Copy out the listing that follows, exactly, without its pictures.

[Start]

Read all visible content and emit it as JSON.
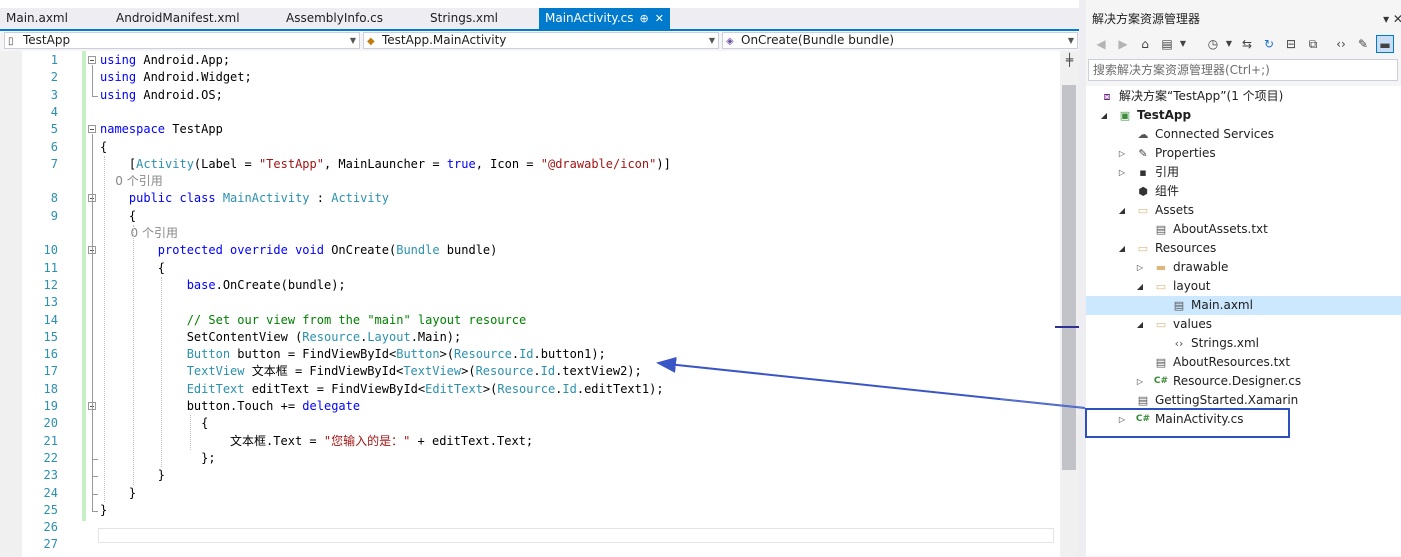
{
  "tabs": [
    {
      "label": "Main.axml",
      "active": false
    },
    {
      "label": "AndroidManifest.xml",
      "active": false
    },
    {
      "label": "AssemblyInfo.cs",
      "active": false
    },
    {
      "label": "Strings.xml",
      "active": false
    },
    {
      "label": "MainActivity.cs",
      "active": true
    }
  ],
  "active_tab_pin": "⊕",
  "active_tab_close": "✕",
  "nav": {
    "project": "TestApp",
    "class": "TestApp.MainActivity",
    "member": "OnCreate(Bundle bundle)"
  },
  "line_numbers": [
    "1",
    "2",
    "3",
    "4",
    "5",
    "6",
    "7",
    "8",
    "9",
    "10",
    "11",
    "12",
    "13",
    "14",
    "15",
    "16",
    "17",
    "18",
    "19",
    "20",
    "21",
    "22",
    "23",
    "24",
    "25",
    "26",
    "27"
  ],
  "code_lines": [
    "using Android.App;",
    "using Android.Widget;",
    "using Android.OS;",
    "",
    "namespace TestApp",
    "{",
    "    [Activity(Label = \"TestApp\", MainLauncher = true, Icon = \"@drawable/icon\")]",
    "    0 个引用",
    "    public class MainActivity : Activity",
    "    {",
    "        0 个引用",
    "        protected override void OnCreate(Bundle bundle)",
    "        {",
    "            base.OnCreate(bundle);",
    "",
    "            // Set our view from the \"main\" layout resource",
    "            SetContentView (Resource.Layout.Main);",
    "            Button button = FindViewById<Button>(Resource.Id.button1);",
    "            TextView 文本框 = FindViewById<TextView>(Resource.Id.textView2);",
    "            EditText editText = FindViewById<EditText>(Resource.Id.editText1);",
    "            button.Touch += delegate",
    "              {",
    "                  文本框.Text = \"您输入的是：\" + editText.Text;",
    "              };",
    "        }",
    "    }",
    "}",
    "",
    ""
  ],
  "solution_explorer": {
    "title": "解决方案资源管理器",
    "search_placeholder": "搜索解决方案资源管理器(Ctrl+;)",
    "items": [
      {
        "label": "解决方案“TestApp”(1 个项目)",
        "icon": "solution-icon",
        "bold": false
      },
      {
        "label": "TestApp",
        "icon": "android-project-icon",
        "bold": true
      },
      {
        "label": "Connected Services",
        "icon": "cloud-icon",
        "bold": false
      },
      {
        "label": "Properties",
        "icon": "wrench-icon",
        "bold": false
      },
      {
        "label": "引用",
        "icon": "references-icon",
        "bold": false
      },
      {
        "label": "组件",
        "icon": "components-icon",
        "bold": false
      },
      {
        "label": "Assets",
        "icon": "folder-icon",
        "bold": false
      },
      {
        "label": "AboutAssets.txt",
        "icon": "text-file-icon",
        "bold": false
      },
      {
        "label": "Resources",
        "icon": "folder-icon",
        "bold": false
      },
      {
        "label": "drawable",
        "icon": "folder-icon",
        "bold": false
      },
      {
        "label": "layout",
        "icon": "folder-icon",
        "bold": false
      },
      {
        "label": "Main.axml",
        "icon": "layout-file-icon",
        "bold": false
      },
      {
        "label": "values",
        "icon": "folder-icon",
        "bold": false
      },
      {
        "label": "Strings.xml",
        "icon": "xml-file-icon",
        "bold": false
      },
      {
        "label": "AboutResources.txt",
        "icon": "text-file-icon",
        "bold": false
      },
      {
        "label": "Resource.Designer.cs",
        "icon": "csharp-file-icon",
        "bold": false
      },
      {
        "label": "GettingStarted.Xamarin",
        "icon": "text-file-icon",
        "bold": false
      },
      {
        "label": "MainActivity.cs",
        "icon": "csharp-file-icon",
        "bold": false
      }
    ]
  },
  "colors": {
    "accent": "#007acc",
    "keyword": "#0000ff",
    "type": "#2b91af",
    "string": "#a31515",
    "comment": "#008000",
    "annotation": "#2e4fc0",
    "selection": "#cce8ff"
  }
}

[End]

- Exercise output -
Read all visible content and emit it as JSON.
{
  "tabs": [
    {
      "label": "Main.axml",
      "active": false
    },
    {
      "label": "AndroidManifest.xml",
      "active": false
    },
    {
      "label": "AssemblyInfo.cs",
      "active": false
    },
    {
      "label": "Strings.xml",
      "active": false
    },
    {
      "label": "MainActivity.cs",
      "active": true
    }
  ],
  "active_tab_pin": "⊕",
  "active_tab_close": "✕",
  "nav": {
    "project": "TestApp",
    "class": "TestApp.MainActivity",
    "member": "OnCreate(Bundle bundle)"
  },
  "line_numbers": [
    "1",
    "2",
    "3",
    "4",
    "5",
    "6",
    "7",
    "8",
    "9",
    "10",
    "11",
    "12",
    "13",
    "14",
    "15",
    "16",
    "17",
    "18",
    "19",
    "20",
    "21",
    "22",
    "23",
    "24",
    "25",
    "26",
    "27"
  ],
  "code_lines": [
    "using Android.App;",
    "using Android.Widget;",
    "using Android.OS;",
    "",
    "namespace TestApp",
    "{",
    "    [Activity(Label = \"TestApp\", MainLauncher = true, Icon = \"@drawable/icon\")]",
    "    0 个引用",
    "    public class MainActivity : Activity",
    "    {",
    "        0 个引用",
    "        protected override void OnCreate(Bundle bundle)",
    "        {",
    "            base.OnCreate(bundle);",
    "",
    "            // Set our view from the \"main\" layout resource",
    "            SetContentView (Resource.Layout.Main);",
    "            Button button = FindViewById<Button>(Resource.Id.button1);",
    "            TextView 文本框 = FindViewById<TextView>(Resource.Id.textView2);",
    "            EditText editText = FindViewById<EditText>(Resource.Id.editText1);",
    "            button.Touch += delegate",
    "              {",
    "                  文本框.Text = \"您输入的是：\" + editText.Text;",
    "              };",
    "        }",
    "    }",
    "}",
    "",
    ""
  ],
  "solution_explorer": {
    "title": "解决方案资源管理器",
    "search_placeholder": "搜索解决方案资源管理器(Ctrl+;)",
    "items": [
      {
        "label": "解决方案“TestApp”(1 个项目)",
        "icon": "solution-icon",
        "bold": false
      },
      {
        "label": "TestApp",
        "icon": "android-project-icon",
        "bold": true
      },
      {
        "label": "Connected Services",
        "icon": "cloud-icon",
        "bold": false
      },
      {
        "label": "Properties",
        "icon": "wrench-icon",
        "bold": false
      },
      {
        "label": "引用",
        "icon": "references-icon",
        "bold": false
      },
      {
        "label": "组件",
        "icon": "components-icon",
        "bold": false
      },
      {
        "label": "Assets",
        "icon": "folder-icon",
        "bold": false
      },
      {
        "label": "AboutAssets.txt",
        "icon": "text-file-icon",
        "bold": false
      },
      {
        "label": "Resources",
        "icon": "folder-icon",
        "bold": false
      },
      {
        "label": "drawable",
        "icon": "folder-icon",
        "bold": false
      },
      {
        "label": "layout",
        "icon": "folder-icon",
        "bold": false
      },
      {
        "label": "Main.axml",
        "icon": "layout-file-icon",
        "bold": false
      },
      {
        "label": "values",
        "icon": "folder-icon",
        "bold": false
      },
      {
        "label": "Strings.xml",
        "icon": "xml-file-icon",
        "bold": false
      },
      {
        "label": "AboutResources.txt",
        "icon": "text-file-icon",
        "bold": false
      },
      {
        "label": "Resource.Designer.cs",
        "icon": "csharp-file-icon",
        "bold": false
      },
      {
        "label": "GettingStarted.Xamarin",
        "icon": "text-file-icon",
        "bold": false
      },
      {
        "label": "MainActivity.cs",
        "icon": "csharp-file-icon",
        "bold": false
      }
    ]
  },
  "colors": {
    "accent": "#007acc",
    "keyword": "#0000ff",
    "type": "#2b91af",
    "string": "#a31515",
    "comment": "#008000",
    "annotation": "#2e4fc0",
    "selection": "#cce8ff"
  }
}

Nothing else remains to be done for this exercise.